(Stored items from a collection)
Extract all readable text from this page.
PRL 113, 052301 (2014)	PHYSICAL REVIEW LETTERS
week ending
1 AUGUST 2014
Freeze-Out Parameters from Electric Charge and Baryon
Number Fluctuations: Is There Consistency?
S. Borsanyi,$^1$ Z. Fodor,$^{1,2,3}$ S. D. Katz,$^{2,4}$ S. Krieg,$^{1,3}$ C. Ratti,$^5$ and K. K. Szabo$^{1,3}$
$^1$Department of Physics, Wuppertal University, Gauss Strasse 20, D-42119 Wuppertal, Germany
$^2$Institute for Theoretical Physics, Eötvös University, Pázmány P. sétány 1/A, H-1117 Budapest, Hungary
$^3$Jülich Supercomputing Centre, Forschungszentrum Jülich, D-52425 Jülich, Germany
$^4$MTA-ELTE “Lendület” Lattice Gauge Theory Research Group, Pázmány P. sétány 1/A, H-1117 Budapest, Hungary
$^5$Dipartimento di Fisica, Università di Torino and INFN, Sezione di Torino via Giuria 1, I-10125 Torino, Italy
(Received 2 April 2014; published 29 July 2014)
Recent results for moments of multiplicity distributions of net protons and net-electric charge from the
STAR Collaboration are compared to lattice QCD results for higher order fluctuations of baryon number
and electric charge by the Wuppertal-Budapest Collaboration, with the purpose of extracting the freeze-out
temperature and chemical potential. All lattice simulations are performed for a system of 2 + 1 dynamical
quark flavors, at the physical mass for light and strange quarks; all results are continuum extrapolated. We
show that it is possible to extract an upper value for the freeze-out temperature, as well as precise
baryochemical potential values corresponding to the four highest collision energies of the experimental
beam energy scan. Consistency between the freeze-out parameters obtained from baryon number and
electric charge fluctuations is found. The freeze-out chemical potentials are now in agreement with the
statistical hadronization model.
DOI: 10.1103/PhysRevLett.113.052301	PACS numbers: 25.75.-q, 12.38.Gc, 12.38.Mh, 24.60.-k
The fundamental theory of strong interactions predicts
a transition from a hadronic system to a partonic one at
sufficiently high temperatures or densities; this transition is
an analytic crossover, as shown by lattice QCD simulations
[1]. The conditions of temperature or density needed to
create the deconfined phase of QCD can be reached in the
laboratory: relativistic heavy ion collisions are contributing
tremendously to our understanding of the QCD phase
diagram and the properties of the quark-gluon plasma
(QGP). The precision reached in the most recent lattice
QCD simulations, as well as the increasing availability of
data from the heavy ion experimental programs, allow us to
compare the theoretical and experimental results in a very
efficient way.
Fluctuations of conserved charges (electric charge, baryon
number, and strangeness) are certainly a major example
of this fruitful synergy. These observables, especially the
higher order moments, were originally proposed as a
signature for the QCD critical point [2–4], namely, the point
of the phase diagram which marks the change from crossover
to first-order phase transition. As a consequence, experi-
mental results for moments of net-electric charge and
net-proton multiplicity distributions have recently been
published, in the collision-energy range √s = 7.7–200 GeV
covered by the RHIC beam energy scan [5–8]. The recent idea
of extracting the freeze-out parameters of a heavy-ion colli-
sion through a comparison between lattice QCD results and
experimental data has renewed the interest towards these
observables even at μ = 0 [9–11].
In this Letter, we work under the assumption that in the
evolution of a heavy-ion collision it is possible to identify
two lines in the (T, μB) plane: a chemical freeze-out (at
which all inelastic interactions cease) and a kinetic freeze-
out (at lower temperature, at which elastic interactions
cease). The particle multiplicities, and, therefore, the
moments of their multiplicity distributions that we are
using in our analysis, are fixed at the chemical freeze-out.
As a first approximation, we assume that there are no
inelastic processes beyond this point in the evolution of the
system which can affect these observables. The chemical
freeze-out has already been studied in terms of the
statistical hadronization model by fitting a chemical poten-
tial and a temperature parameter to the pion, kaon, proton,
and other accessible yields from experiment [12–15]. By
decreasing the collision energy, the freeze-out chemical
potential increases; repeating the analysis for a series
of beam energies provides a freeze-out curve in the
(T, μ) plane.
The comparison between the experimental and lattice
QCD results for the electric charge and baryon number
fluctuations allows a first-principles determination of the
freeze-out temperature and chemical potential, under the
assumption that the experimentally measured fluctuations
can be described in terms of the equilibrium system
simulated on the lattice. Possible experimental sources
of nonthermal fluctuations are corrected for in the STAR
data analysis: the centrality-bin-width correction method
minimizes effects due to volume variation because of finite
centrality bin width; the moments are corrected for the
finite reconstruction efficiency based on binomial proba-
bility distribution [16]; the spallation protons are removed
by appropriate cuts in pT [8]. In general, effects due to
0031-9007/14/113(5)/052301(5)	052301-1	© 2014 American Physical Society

==

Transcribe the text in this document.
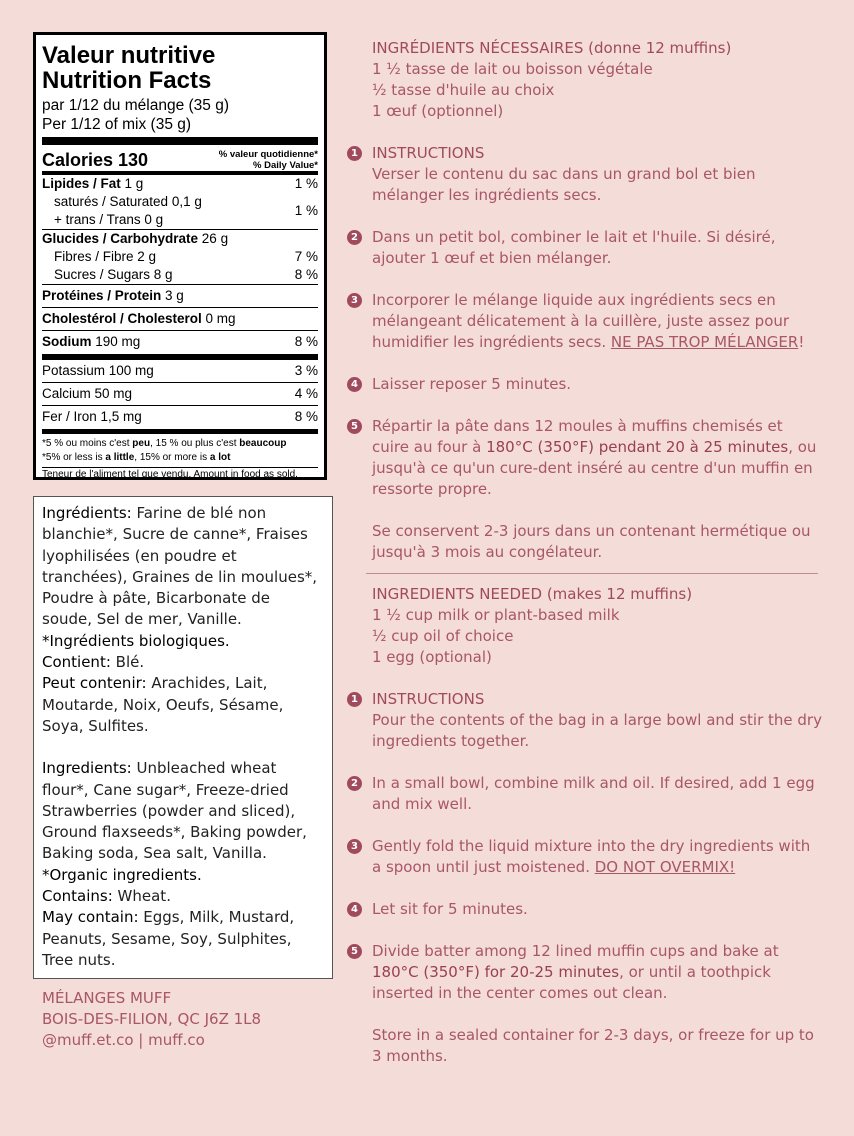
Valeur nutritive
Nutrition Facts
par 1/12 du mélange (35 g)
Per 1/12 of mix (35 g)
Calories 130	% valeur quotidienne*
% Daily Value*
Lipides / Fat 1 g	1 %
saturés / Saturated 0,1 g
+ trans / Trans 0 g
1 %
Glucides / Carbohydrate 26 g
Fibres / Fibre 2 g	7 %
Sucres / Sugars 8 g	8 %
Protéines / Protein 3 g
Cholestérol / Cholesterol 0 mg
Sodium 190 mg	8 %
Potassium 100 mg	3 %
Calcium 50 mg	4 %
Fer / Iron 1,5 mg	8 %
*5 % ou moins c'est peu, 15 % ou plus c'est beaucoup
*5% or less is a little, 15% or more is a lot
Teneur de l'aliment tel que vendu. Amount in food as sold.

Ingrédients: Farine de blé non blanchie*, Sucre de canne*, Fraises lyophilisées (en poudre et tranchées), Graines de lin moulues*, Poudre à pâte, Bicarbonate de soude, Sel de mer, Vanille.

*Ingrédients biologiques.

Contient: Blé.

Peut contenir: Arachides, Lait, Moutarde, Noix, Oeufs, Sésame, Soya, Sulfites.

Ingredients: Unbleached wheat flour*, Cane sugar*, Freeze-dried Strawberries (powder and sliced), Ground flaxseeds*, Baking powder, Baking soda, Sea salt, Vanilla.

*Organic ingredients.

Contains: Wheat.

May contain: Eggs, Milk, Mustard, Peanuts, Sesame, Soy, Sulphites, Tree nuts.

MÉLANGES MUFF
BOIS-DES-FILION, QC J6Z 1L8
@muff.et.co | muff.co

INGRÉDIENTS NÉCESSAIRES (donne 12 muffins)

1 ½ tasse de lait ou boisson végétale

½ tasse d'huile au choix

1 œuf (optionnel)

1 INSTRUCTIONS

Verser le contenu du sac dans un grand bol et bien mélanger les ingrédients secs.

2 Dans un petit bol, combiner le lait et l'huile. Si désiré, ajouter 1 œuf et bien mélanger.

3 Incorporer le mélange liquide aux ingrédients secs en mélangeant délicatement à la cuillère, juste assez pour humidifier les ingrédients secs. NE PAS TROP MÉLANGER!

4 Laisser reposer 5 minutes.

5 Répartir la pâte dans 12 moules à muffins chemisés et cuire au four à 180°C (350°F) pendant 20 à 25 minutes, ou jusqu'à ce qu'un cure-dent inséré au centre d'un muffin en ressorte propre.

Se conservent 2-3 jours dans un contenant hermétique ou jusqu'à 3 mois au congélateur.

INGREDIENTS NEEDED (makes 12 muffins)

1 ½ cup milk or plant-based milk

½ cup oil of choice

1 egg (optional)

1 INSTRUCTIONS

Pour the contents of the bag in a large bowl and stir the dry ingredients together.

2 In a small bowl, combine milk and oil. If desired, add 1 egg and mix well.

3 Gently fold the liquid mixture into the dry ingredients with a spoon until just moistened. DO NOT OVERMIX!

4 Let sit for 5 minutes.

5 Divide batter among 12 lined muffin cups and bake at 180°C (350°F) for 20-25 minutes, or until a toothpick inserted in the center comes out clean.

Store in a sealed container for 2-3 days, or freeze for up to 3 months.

### Work instructions
Copy all the lines above that hold the string "which".

### Answer to the problem
of the phase diagram which marks the change from crossover
which all inelastic interactions cease) and a kinetic freeze-
out (at lower temperature, at which elastic interactions
system which can affect these observables. The chemical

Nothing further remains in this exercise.